Required task: Gather every line holding the string "text".

:::

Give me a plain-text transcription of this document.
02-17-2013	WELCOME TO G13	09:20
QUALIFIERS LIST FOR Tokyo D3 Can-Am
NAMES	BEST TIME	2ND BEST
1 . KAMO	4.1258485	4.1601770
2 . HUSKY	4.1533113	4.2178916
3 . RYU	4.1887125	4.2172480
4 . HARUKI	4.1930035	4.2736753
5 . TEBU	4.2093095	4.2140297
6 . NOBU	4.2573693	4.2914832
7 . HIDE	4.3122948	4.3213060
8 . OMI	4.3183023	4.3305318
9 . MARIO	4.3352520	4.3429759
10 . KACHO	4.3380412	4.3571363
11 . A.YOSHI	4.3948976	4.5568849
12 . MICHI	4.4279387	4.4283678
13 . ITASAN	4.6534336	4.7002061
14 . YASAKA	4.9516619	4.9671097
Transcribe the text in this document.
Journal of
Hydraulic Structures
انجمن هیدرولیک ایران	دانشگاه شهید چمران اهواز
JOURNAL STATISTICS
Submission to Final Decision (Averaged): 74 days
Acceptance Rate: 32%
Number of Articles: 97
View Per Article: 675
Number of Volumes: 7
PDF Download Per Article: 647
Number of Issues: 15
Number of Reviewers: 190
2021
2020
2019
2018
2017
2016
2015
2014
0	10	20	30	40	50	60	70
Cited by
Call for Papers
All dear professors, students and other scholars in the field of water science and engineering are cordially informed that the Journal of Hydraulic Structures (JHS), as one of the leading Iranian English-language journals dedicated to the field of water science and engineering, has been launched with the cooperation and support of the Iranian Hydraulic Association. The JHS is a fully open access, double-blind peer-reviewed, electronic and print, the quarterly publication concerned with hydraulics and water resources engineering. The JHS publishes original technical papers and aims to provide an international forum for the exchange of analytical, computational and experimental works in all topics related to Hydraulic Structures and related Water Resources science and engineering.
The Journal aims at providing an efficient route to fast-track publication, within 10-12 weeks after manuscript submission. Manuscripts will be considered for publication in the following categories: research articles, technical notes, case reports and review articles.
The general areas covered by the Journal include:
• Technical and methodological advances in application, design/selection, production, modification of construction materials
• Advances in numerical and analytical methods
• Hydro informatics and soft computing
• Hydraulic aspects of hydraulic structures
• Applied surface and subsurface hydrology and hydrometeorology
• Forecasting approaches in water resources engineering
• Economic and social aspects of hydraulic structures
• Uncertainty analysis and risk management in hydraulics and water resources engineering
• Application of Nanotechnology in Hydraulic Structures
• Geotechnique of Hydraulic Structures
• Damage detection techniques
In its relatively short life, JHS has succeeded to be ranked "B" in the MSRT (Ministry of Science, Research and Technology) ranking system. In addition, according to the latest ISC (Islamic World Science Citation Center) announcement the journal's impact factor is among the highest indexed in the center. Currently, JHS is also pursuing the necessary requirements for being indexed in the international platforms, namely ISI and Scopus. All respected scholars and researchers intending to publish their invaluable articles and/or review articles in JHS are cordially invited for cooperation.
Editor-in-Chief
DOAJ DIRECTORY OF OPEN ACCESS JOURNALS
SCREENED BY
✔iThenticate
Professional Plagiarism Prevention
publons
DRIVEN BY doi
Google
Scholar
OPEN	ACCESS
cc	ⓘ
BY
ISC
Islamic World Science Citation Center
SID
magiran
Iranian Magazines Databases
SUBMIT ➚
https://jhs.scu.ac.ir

:::

Response below:
Give me a plain-text transcription of this document.
Transcribe the text in this document.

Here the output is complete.